[Figure record listings]
================

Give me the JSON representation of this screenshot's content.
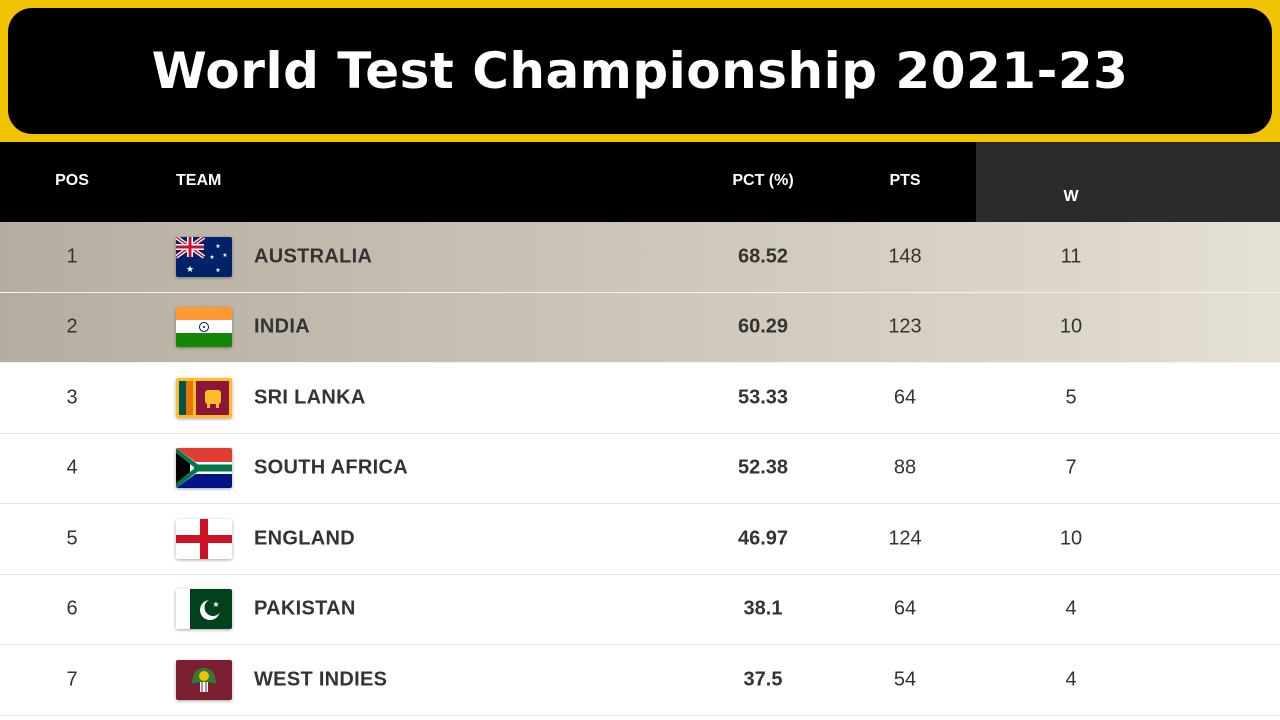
{
  "title": "World Test Championship 2021-23",
  "columns": {
    "pos": "POS",
    "team": "TEAM",
    "pct": "PCT (%)",
    "pts": "PTS",
    "w": "W"
  },
  "rows": [
    {
      "pos": "1",
      "team": "AUSTRALIA",
      "pct": "68.52",
      "pts": "148",
      "w": "11",
      "flag": "australia-flag-icon"
    },
    {
      "pos": "2",
      "team": "INDIA",
      "pct": "60.29",
      "pts": "123",
      "w": "10",
      "flag": "india-flag-icon"
    },
    {
      "pos": "3",
      "team": "SRI LANKA",
      "pct": "53.33",
      "pts": "64",
      "w": "5",
      "flag": "sri-lanka-flag-icon"
    },
    {
      "pos": "4",
      "team": "SOUTH AFRICA",
      "pct": "52.38",
      "pts": "88",
      "w": "7",
      "flag": "south-africa-flag-icon"
    },
    {
      "pos": "5",
      "team": "ENGLAND",
      "pct": "46.97",
      "pts": "124",
      "w": "10",
      "flag": "england-flag-icon"
    },
    {
      "pos": "6",
      "team": "PAKISTAN",
      "pct": "38.1",
      "pts": "64",
      "w": "4",
      "flag": "pakistan-flag-icon"
    },
    {
      "pos": "7",
      "team": "WEST INDIES",
      "pct": "37.5",
      "pts": "54",
      "w": "4",
      "flag": "west-indies-flag-icon"
    }
  ],
  "colors": {
    "banner_border": "#f2c300",
    "banner_bg": "#000000",
    "header_bg": "#000000",
    "qualified_row": "#cbc4b6"
  }
}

================

_WHAT THE EXERCISE ASKS_. Scan the data above; copy every line where "icon" appears.

_EXPECTED OUTPUT_.
      "flag": "australia-flag-icon"
      "flag": "india-flag-icon"
      "flag": "sri-lanka-flag-icon"
      "flag": "south-africa-flag-icon"
      "flag": "england-flag-icon"
      "flag": "pakistan-flag-icon"
      "flag": "west-indies-flag-icon"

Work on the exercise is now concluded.